Extract the text of every entry below exactly; leave images out.

-- BEGIN Recorded information --

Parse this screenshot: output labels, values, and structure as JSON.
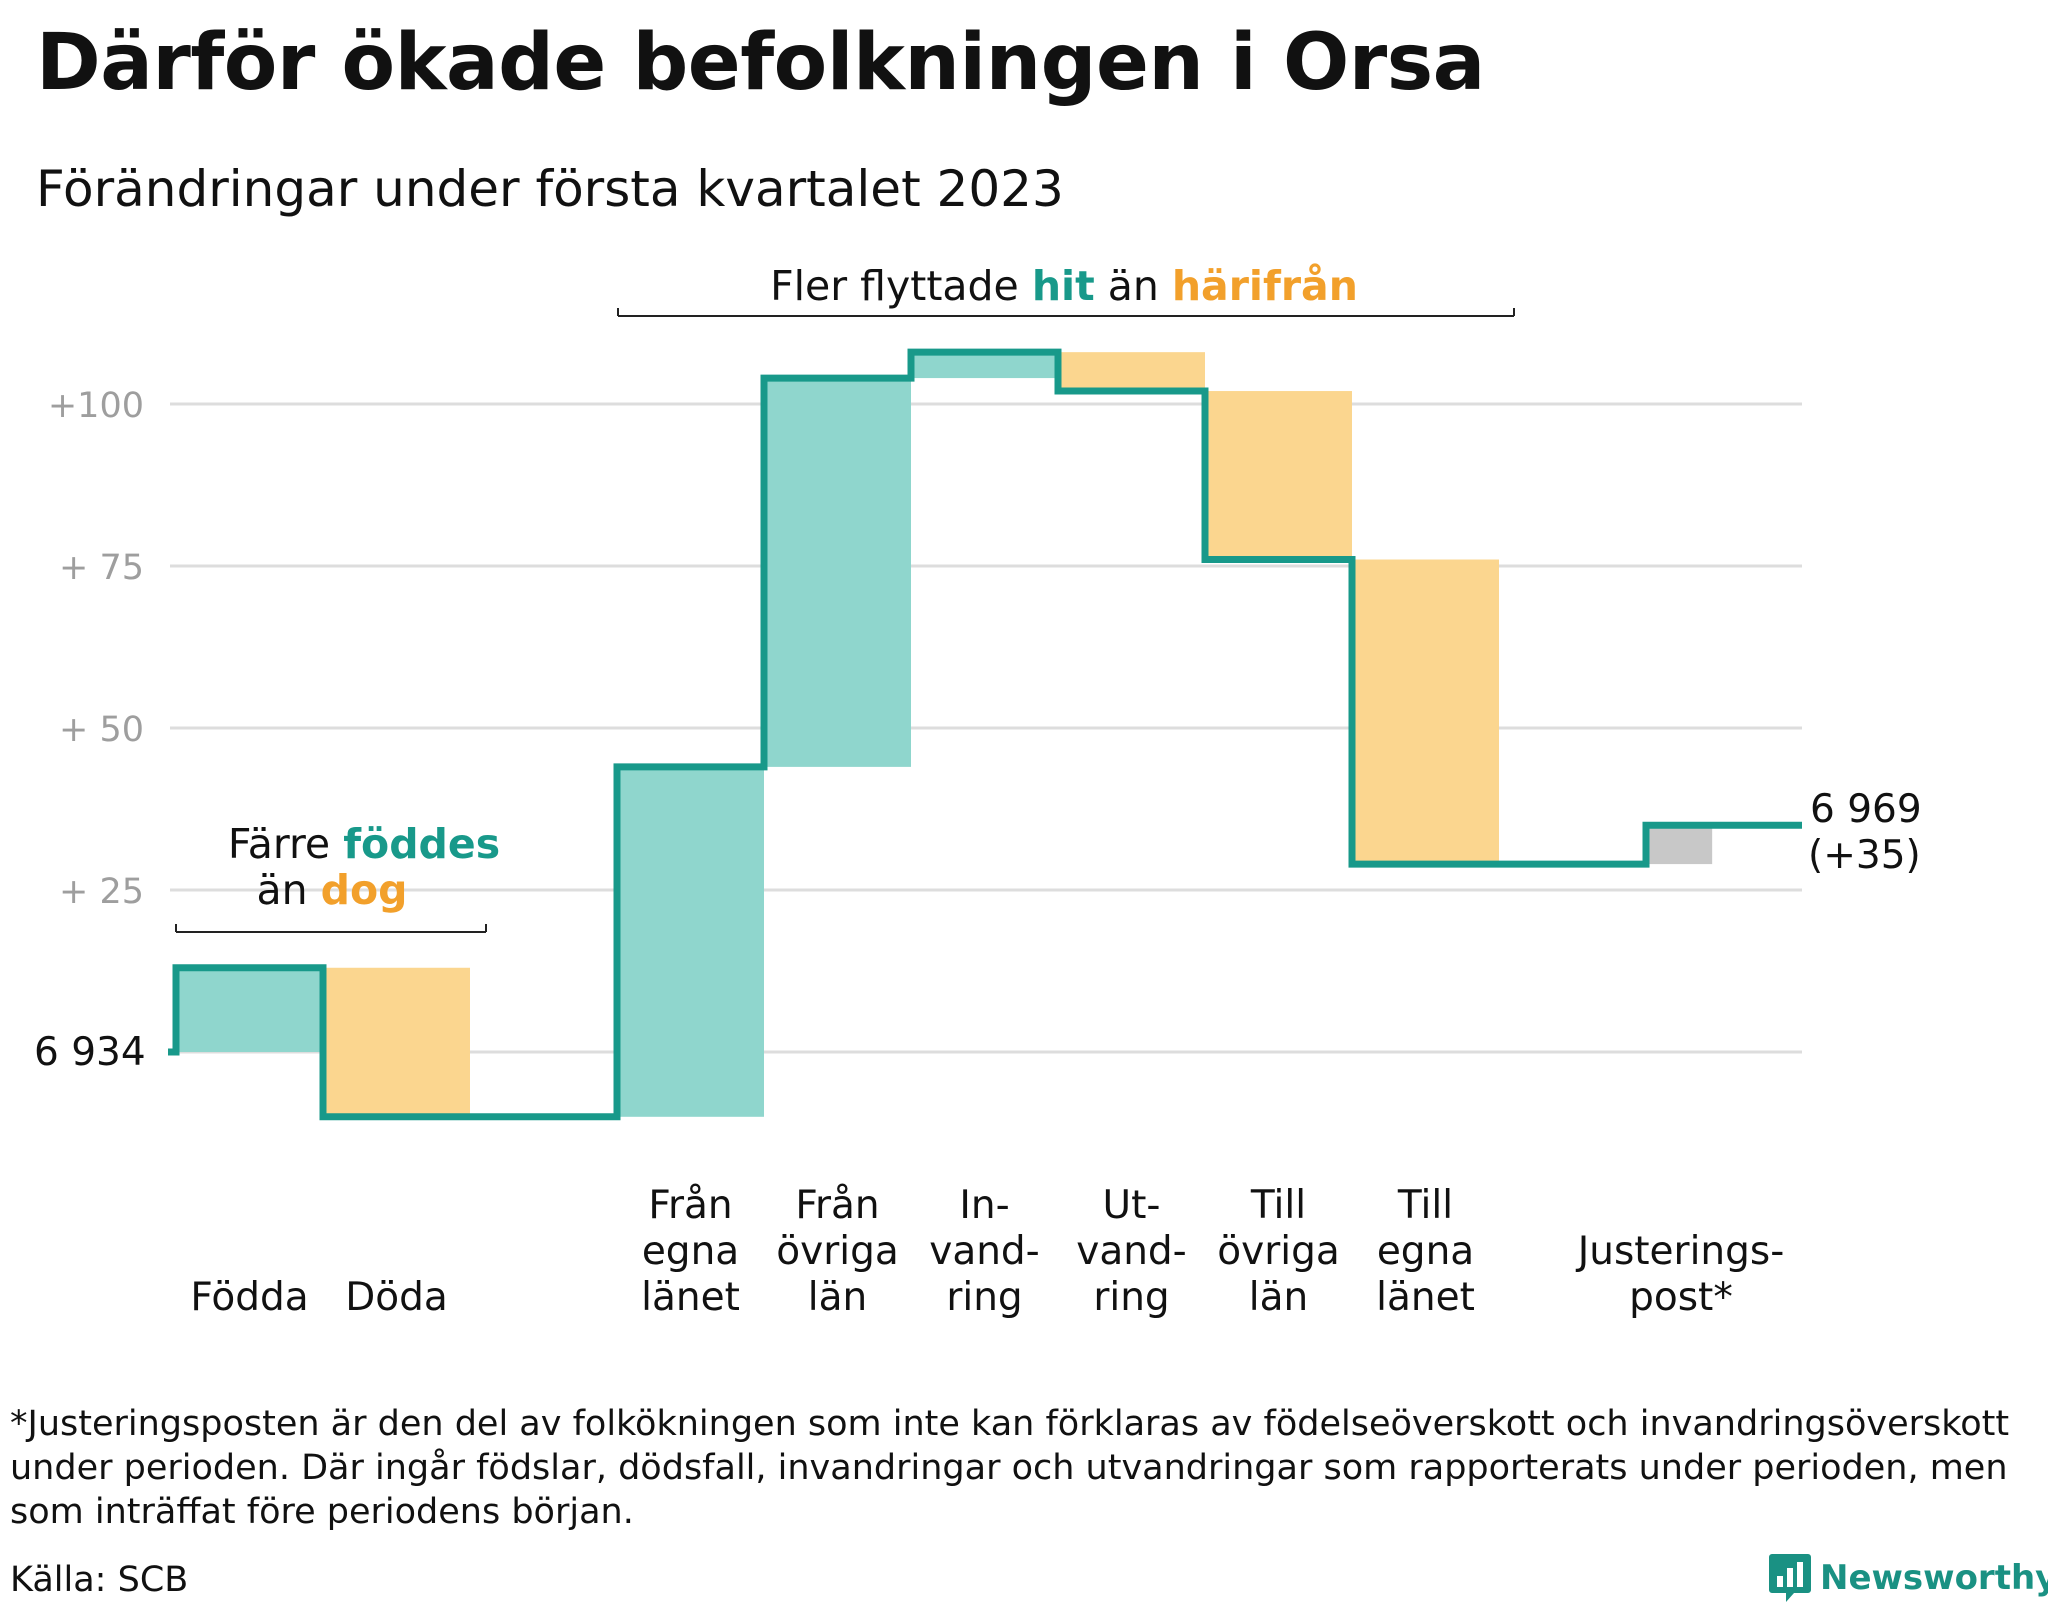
{
  "title": "Därför ökade befolkningen i Orsa",
  "subtitle": "Förändringar under första kvartalet 2023",
  "colors": {
    "step_line": "#18998a",
    "increase_fill": "#8fd6cd",
    "decrease_fill": "#fbd68f",
    "adjustment_fill": "#c8c8c8",
    "gridline": "#dddddd",
    "tick_label": "#9e9e9e",
    "teal_text": "#18998a",
    "orange_text": "#f2a02b"
  },
  "annotations": {
    "natural": {
      "prefix": "Färre ",
      "highlight1": "föddes",
      "mid": "än ",
      "highlight2": "dog"
    },
    "migration": {
      "prefix": "Fler flyttade ",
      "highlight1": "hit",
      "mid": " än ",
      "highlight2": "härifrån"
    }
  },
  "chart_data": {
    "type": "waterfall",
    "start_label": "6 934",
    "end_label_line1": "6 969",
    "end_label_line2": "(+35)",
    "y_ticks": [
      {
        "value": 25,
        "label": "+ 25"
      },
      {
        "value": 50,
        "label": "+ 50"
      },
      {
        "value": 75,
        "label": "+ 75"
      },
      {
        "value": 100,
        "label": "+100"
      }
    ],
    "grid": true,
    "y_range": [
      -10,
      110
    ],
    "steps": [
      {
        "label_lines": [
          "Födda"
        ],
        "start": 0,
        "end": 13,
        "kind": "increase"
      },
      {
        "label_lines": [
          "Döda"
        ],
        "start": 13,
        "end": -10,
        "kind": "decrease"
      },
      {
        "label_lines": [],
        "start": -10,
        "end": -10,
        "kind": "none"
      },
      {
        "label_lines": [
          "Från",
          "egna",
          "länet"
        ],
        "start": -10,
        "end": 44,
        "kind": "increase"
      },
      {
        "label_lines": [
          "Från",
          "övriga",
          "län"
        ],
        "start": 44,
        "end": 104,
        "kind": "increase"
      },
      {
        "label_lines": [
          "In-",
          "vand-",
          "ring"
        ],
        "start": 104,
        "end": 108,
        "kind": "increase"
      },
      {
        "label_lines": [
          "Ut-",
          "vand-",
          "ring"
        ],
        "start": 108,
        "end": 102,
        "kind": "decrease"
      },
      {
        "label_lines": [
          "Till",
          "övriga",
          "län"
        ],
        "start": 102,
        "end": 76,
        "kind": "decrease"
      },
      {
        "label_lines": [
          "Till",
          "egna",
          "länet"
        ],
        "start": 76,
        "end": 29,
        "kind": "decrease"
      },
      {
        "label_lines": [],
        "start": 29,
        "end": 29,
        "kind": "none"
      },
      {
        "label_lines": [
          "Justerings-",
          "post*"
        ],
        "start": 29,
        "end": 35,
        "kind": "adjustment"
      }
    ],
    "final_value": 35
  },
  "footnote": "*Justeringsposten är den del av folkökningen som inte kan förklaras av födelseöverskott och invandringsöverskott under perioden. Där ingår födslar, dödsfall, invandringar och utvandringar som rapporterats under perioden, men som inträffat före periodens början.",
  "source": "Källa: SCB",
  "logo": {
    "text": "Newsworthy",
    "icon": "bar-chart-speech-bubble-icon"
  }
}
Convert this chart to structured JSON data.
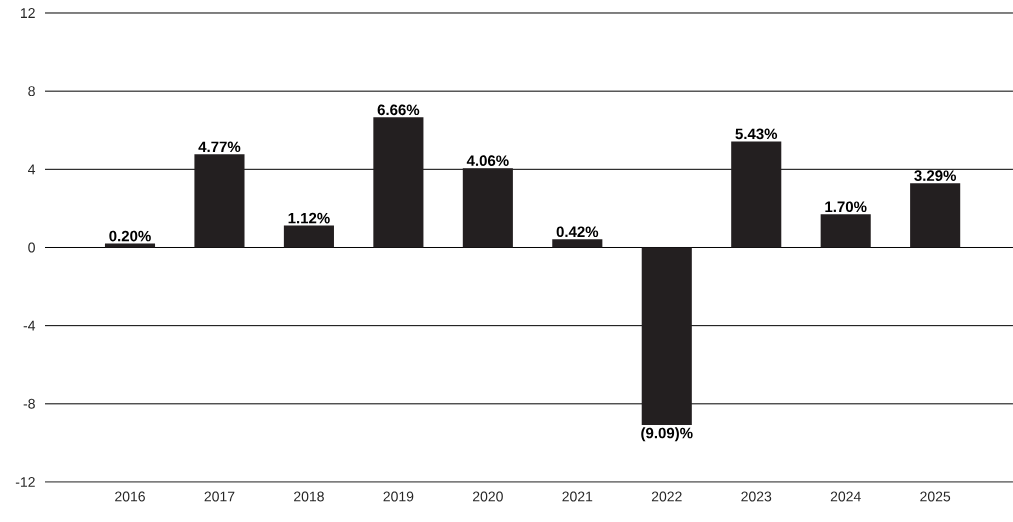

-- END Recorded information --

> **Exercise output**:
Parse this screenshot: output labels, values, and structure as JSON.
{
  "title": "Därför ökade befolkningen i Orsa",
  "subtitle": "Förändringar under första kvartalet 2023",
  "colors": {
    "step_line": "#18998a",
    "increase_fill": "#8fd6cd",
    "decrease_fill": "#fbd68f",
    "adjustment_fill": "#c8c8c8",
    "gridline": "#dddddd",
    "tick_label": "#9e9e9e",
    "teal_text": "#18998a",
    "orange_text": "#f2a02b"
  },
  "annotations": {
    "natural": {
      "prefix": "Färre ",
      "highlight1": "föddes",
      "mid": "än ",
      "highlight2": "dog"
    },
    "migration": {
      "prefix": "Fler flyttade ",
      "highlight1": "hit",
      "mid": " än ",
      "highlight2": "härifrån"
    }
  },
  "chart_data": {
    "type": "waterfall",
    "start_label": "6 934",
    "end_label_line1": "6 969",
    "end_label_line2": "(+35)",
    "y_ticks": [
      {
        "value": 25,
        "label": "+ 25"
      },
      {
        "value": 50,
        "label": "+ 50"
      },
      {
        "value": 75,
        "label": "+ 75"
      },
      {
        "value": 100,
        "label": "+100"
      }
    ],
    "grid": true,
    "y_range": [
      -10,
      110
    ],
    "steps": [
      {
        "label_lines": [
          "Födda"
        ],
        "start": 0,
        "end": 13,
        "kind": "increase"
      },
      {
        "label_lines": [
          "Döda"
        ],
        "start": 13,
        "end": -10,
        "kind": "decrease"
      },
      {
        "label_lines": [],
        "start": -10,
        "end": -10,
        "kind": "none"
      },
      {
        "label_lines": [
          "Från",
          "egna",
          "länet"
        ],
        "start": -10,
        "end": 44,
        "kind": "increase"
      },
      {
        "label_lines": [
          "Från",
          "övriga",
          "län"
        ],
        "start": 44,
        "end": 104,
        "kind": "increase"
      },
      {
        "label_lines": [
          "In-",
          "vand-",
          "ring"
        ],
        "start": 104,
        "end": 108,
        "kind": "increase"
      },
      {
        "label_lines": [
          "Ut-",
          "vand-",
          "ring"
        ],
        "start": 108,
        "end": 102,
        "kind": "decrease"
      },
      {
        "label_lines": [
          "Till",
          "övriga",
          "län"
        ],
        "start": 102,
        "end": 76,
        "kind": "decrease"
      },
      {
        "label_lines": [
          "Till",
          "egna",
          "länet"
        ],
        "start": 76,
        "end": 29,
        "kind": "decrease"
      },
      {
        "label_lines": [],
        "start": 29,
        "end": 29,
        "kind": "none"
      },
      {
        "label_lines": [
          "Justerings-",
          "post*"
        ],
        "start": 29,
        "end": 35,
        "kind": "adjustment"
      }
    ],
    "final_value": 35
  },
  "footnote": "*Justeringsposten är den del av folkökningen som inte kan förklaras av födelseöverskott och invandringsöverskott under perioden. Där ingår födslar, dödsfall, invandringar och utvandringar som rapporterats under perioden, men som inträffat före periodens början.",
  "source": "Källa: SCB",
  "logo": {
    "text": "Newsworthy",
    "icon": "bar-chart-speech-bubble-icon"
  }
}
Convert this chart to structured JSON data.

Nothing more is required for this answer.